§ The request:
Return each line of the data below verbatim; pictures are to be left out.

§ Items:
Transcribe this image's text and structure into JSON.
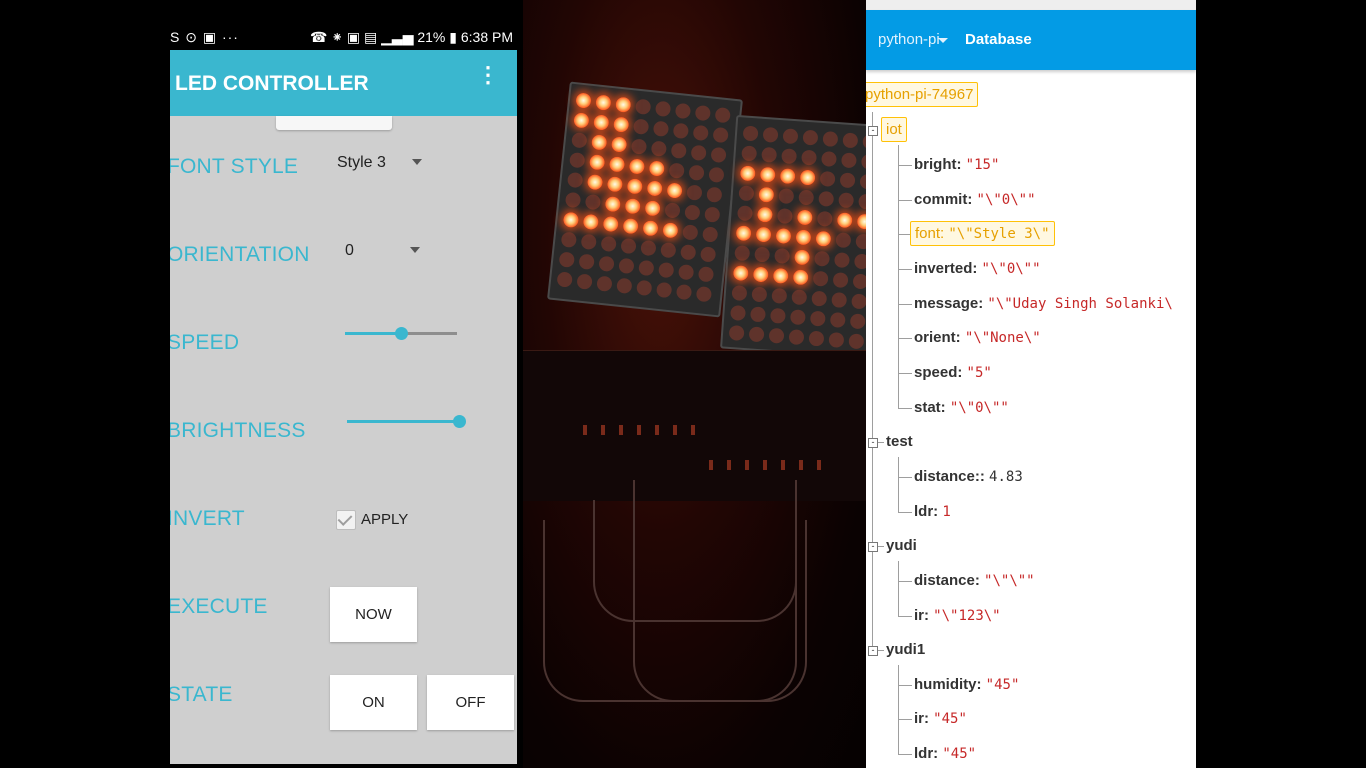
{
  "phone": {
    "status": {
      "left": "S ⊙ ▣  ···",
      "right": "☎ ⁕ ▣ ▤ ▁▃▅ 21% ▮ 6:38 PM"
    },
    "app_title": "LED CONTROLLER",
    "menu_icon": "⋮",
    "rows": {
      "font_label": "FONT STYLE",
      "font_value": "Style 3",
      "orientation_label": "ORIENTATION",
      "orientation_value": "0",
      "speed_label": "SPEED",
      "speed_level": 0.5,
      "brightness_label": "BRIGHTNESS",
      "brightness_level": 1.0,
      "invert_label": "INVERT",
      "apply_label": "APPLY",
      "apply_checked": true,
      "execute_label": "EXECUTE",
      "now_button": "NOW",
      "state_label": "STATE",
      "on_button": "ON",
      "off_button": "OFF"
    },
    "accent": "#3ab7cf"
  },
  "photo": {
    "description_icon": "led-matrix-photo",
    "led_color": "#ff5a20"
  },
  "firebase": {
    "project": "python-pi",
    "tab": "Database",
    "root": "python-pi-74967",
    "iot": {
      "key": "iot",
      "bright_k": "bright:",
      "bright_v": "\"15\"",
      "commit_k": "commit:",
      "commit_v": "\"\\\"0\\\"\"",
      "font_k": "font:",
      "font_v": "\"\\\"Style 3\\\"",
      "inverted_k": "inverted:",
      "inverted_v": "\"\\\"0\\\"\"",
      "message_k": "message:",
      "message_v": "\"\\\"Uday Singh Solanki\\",
      "orient_k": "orient:",
      "orient_v": "\"\\\"None\\\"",
      "speed_k": "speed:",
      "speed_v": "\"5\"",
      "stat_k": "stat:",
      "stat_v": "\"\\\"0\\\"\""
    },
    "test": {
      "key": "test",
      "distance_k": "distance::",
      "distance_v": "4.83",
      "ldr_k": "ldr:",
      "ldr_v": "1"
    },
    "yudi": {
      "key": "yudi",
      "distance_k": "distance:",
      "distance_v": "\"\\\"\\\"\"",
      "ir_k": "ir:",
      "ir_v": "\"\\\"123\\\""
    },
    "yudi1": {
      "key": "yudi1",
      "humidity_k": "humidity:",
      "humidity_v": "\"45\"",
      "ir_k": "ir:",
      "ir_v": "\"45\"",
      "ldr_k": "ldr:",
      "ldr_v": "\"45\""
    },
    "colors": {
      "bar": "#039be5",
      "highlight": "#ffc107",
      "value": "#c62828"
    }
  }
}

§ Exercise response:
Transcribe this image's text and structure into JSON.
{
  "phone": {
    "status": {
      "left": "S ⊙ ▣  ···",
      "right": "☎ ⁕ ▣ ▤ ▁▃▅ 21% ▮ 6:38 PM"
    },
    "app_title": "LED CONTROLLER",
    "menu_icon": "⋮",
    "rows": {
      "font_label": "FONT STYLE",
      "font_value": "Style 3",
      "orientation_label": "ORIENTATION",
      "orientation_value": "0",
      "speed_label": "SPEED",
      "speed_level": 0.5,
      "brightness_label": "BRIGHTNESS",
      "brightness_level": 1.0,
      "invert_label": "INVERT",
      "apply_label": "APPLY",
      "apply_checked": true,
      "execute_label": "EXECUTE",
      "now_button": "NOW",
      "state_label": "STATE",
      "on_button": "ON",
      "off_button": "OFF"
    },
    "accent": "#3ab7cf"
  },
  "photo": {
    "description_icon": "led-matrix-photo",
    "led_color": "#ff5a20"
  },
  "firebase": {
    "project": "python-pi",
    "tab": "Database",
    "root": "python-pi-74967",
    "iot": {
      "key": "iot",
      "bright_k": "bright:",
      "bright_v": "\"15\"",
      "commit_k": "commit:",
      "commit_v": "\"\\\"0\\\"\"",
      "font_k": "font:",
      "font_v": "\"\\\"Style 3\\\"",
      "inverted_k": "inverted:",
      "inverted_v": "\"\\\"0\\\"\"",
      "message_k": "message:",
      "message_v": "\"\\\"Uday Singh Solanki\\",
      "orient_k": "orient:",
      "orient_v": "\"\\\"None\\\"",
      "speed_k": "speed:",
      "speed_v": "\"5\"",
      "stat_k": "stat:",
      "stat_v": "\"\\\"0\\\"\""
    },
    "test": {
      "key": "test",
      "distance_k": "distance::",
      "distance_v": "4.83",
      "ldr_k": "ldr:",
      "ldr_v": "1"
    },
    "yudi": {
      "key": "yudi",
      "distance_k": "distance:",
      "distance_v": "\"\\\"\\\"\"",
      "ir_k": "ir:",
      "ir_v": "\"\\\"123\\\""
    },
    "yudi1": {
      "key": "yudi1",
      "humidity_k": "humidity:",
      "humidity_v": "\"45\"",
      "ir_k": "ir:",
      "ir_v": "\"45\"",
      "ldr_k": "ldr:",
      "ldr_v": "\"45\""
    },
    "colors": {
      "bar": "#039be5",
      "highlight": "#ffc107",
      "value": "#c62828"
    }
  }
}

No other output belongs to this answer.